WHAT YOU SHOULD DO:
Repeat the records below word for word, but start at the line that contains "Serialize everything readable", stop after the last line, and include nothing else.

— start of THE RECORDS —

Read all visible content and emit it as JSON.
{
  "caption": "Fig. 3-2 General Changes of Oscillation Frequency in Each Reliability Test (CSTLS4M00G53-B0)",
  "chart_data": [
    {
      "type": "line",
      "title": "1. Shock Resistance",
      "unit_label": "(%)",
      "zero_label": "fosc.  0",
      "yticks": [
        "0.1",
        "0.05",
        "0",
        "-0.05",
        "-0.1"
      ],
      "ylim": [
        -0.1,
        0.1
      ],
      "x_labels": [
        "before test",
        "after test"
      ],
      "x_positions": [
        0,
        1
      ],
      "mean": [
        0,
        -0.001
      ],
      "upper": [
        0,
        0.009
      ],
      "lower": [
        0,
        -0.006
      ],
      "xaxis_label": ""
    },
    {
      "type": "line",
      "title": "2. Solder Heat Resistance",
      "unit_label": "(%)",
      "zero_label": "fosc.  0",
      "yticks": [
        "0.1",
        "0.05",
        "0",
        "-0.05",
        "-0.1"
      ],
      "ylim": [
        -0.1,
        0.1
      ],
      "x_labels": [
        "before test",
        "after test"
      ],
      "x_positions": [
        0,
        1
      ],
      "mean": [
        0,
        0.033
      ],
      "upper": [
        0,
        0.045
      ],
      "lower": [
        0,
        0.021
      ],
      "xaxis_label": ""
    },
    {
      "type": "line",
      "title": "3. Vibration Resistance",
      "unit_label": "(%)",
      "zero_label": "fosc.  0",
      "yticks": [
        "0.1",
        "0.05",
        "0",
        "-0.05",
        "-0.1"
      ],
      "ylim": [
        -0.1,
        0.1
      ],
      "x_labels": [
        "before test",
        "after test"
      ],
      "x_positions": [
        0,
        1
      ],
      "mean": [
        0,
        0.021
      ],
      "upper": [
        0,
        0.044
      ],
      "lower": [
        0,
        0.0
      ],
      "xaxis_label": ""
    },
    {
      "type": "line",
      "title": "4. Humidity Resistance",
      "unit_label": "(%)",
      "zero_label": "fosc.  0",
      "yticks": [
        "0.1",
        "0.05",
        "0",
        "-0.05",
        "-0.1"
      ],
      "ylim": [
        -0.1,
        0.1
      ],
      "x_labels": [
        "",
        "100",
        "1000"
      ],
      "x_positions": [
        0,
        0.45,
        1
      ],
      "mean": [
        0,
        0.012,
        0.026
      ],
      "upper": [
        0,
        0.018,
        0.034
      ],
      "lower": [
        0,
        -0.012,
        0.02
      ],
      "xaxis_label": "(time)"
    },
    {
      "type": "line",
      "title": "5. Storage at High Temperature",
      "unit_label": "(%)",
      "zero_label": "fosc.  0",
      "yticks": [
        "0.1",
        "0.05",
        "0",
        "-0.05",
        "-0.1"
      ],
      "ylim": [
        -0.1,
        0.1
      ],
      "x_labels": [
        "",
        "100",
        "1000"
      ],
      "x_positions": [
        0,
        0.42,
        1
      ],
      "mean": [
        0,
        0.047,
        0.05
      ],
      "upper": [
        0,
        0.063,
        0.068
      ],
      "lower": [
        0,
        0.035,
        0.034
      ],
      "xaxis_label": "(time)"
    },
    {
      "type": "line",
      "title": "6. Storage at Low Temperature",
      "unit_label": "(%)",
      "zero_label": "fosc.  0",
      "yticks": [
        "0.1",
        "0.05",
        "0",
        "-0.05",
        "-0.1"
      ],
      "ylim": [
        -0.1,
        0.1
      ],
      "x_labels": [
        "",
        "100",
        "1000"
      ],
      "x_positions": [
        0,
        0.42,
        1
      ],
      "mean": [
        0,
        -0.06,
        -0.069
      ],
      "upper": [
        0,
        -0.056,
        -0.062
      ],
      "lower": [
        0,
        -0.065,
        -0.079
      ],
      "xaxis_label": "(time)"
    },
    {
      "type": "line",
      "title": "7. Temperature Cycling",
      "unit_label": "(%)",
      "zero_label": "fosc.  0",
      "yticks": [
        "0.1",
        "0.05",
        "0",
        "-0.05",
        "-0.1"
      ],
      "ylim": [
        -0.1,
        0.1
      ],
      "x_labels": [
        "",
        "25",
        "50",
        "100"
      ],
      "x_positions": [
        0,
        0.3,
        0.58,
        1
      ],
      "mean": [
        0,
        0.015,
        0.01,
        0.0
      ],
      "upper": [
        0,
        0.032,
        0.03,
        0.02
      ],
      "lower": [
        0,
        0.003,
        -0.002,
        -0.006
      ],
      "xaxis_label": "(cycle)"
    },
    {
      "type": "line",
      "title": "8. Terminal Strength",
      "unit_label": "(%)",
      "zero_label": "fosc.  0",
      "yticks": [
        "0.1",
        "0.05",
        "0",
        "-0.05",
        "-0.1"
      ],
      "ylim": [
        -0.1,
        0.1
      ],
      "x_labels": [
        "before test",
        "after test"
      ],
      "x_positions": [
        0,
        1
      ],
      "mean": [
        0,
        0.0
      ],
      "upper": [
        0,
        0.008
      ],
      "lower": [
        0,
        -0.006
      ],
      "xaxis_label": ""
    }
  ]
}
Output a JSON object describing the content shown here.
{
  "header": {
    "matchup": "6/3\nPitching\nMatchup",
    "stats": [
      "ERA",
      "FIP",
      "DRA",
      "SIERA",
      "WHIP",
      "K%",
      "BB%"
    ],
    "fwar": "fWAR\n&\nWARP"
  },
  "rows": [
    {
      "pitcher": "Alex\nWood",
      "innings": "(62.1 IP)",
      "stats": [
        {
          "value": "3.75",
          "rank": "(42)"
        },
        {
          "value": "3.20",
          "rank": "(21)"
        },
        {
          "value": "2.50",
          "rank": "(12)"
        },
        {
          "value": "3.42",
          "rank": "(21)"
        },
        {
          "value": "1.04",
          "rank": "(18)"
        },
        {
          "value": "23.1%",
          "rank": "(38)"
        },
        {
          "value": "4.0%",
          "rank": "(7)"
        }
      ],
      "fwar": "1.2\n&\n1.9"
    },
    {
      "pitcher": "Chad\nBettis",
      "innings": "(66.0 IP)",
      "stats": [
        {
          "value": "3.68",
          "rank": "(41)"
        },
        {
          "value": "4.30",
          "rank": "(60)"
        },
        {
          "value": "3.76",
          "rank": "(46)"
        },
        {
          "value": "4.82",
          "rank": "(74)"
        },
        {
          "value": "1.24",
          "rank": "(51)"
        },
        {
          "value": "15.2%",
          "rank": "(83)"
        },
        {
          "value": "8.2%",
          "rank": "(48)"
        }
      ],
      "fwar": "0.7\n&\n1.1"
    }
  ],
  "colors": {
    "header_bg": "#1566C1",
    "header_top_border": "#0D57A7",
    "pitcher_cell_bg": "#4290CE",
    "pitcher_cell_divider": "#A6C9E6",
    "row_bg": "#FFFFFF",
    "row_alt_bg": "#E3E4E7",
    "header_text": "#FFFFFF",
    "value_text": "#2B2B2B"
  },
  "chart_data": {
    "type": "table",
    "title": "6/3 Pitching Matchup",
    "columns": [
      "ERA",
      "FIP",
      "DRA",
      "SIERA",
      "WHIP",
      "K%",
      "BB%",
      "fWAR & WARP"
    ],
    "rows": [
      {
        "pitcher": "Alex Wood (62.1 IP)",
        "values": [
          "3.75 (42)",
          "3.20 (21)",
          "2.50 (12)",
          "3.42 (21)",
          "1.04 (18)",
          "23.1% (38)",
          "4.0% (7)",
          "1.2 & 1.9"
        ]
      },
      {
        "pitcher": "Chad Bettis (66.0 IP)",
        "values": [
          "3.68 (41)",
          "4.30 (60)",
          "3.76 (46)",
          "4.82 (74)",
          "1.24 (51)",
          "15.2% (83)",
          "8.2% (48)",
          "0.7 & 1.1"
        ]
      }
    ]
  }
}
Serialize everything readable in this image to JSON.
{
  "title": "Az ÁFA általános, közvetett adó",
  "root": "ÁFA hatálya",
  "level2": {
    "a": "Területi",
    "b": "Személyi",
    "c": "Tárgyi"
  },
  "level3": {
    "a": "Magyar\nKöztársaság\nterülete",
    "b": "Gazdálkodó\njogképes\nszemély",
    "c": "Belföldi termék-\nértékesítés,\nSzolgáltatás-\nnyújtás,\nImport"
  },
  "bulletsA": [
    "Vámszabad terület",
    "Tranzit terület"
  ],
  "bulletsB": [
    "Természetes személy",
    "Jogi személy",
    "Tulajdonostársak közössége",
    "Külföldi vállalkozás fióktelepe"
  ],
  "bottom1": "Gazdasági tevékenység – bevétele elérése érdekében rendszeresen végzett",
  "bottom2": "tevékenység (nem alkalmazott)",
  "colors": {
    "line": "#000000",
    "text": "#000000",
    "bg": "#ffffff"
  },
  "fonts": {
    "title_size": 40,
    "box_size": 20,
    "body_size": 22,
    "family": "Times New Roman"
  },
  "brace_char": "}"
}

— end of THE RECORDS —

FULL RESPONSE:
Serialize everything readable in this image to JSON.
{
  "title": "Az ÁFA általános, közvetett adó",
  "root": "ÁFA hatálya",
  "level2": {
    "a": "Területi",
    "b": "Személyi",
    "c": "Tárgyi"
  },
  "level3": {
    "a": "Magyar\nKöztársaság\nterülete",
    "b": "Gazdálkodó\njogképes\nszemély",
    "c": "Belföldi termék-\nértékesítés,\nSzolgáltatás-\nnyújtás,\nImport"
  },
  "bulletsA": [
    "Vámszabad terület",
    "Tranzit terület"
  ],
  "bulletsB": [
    "Természetes személy",
    "Jogi személy",
    "Tulajdonostársak közössége",
    "Külföldi vállalkozás fióktelepe"
  ],
  "bottom1": "Gazdasági tevékenység – bevétele elérése érdekében rendszeresen végzett",
  "bottom2": "tevékenység (nem alkalmazott)",
  "colors": {
    "line": "#000000",
    "text": "#000000",
    "bg": "#ffffff"
  },
  "fonts": {
    "title_size": 40,
    "box_size": 20,
    "body_size": 22,
    "family": "Times New Roman"
  },
  "brace_char": "}"
}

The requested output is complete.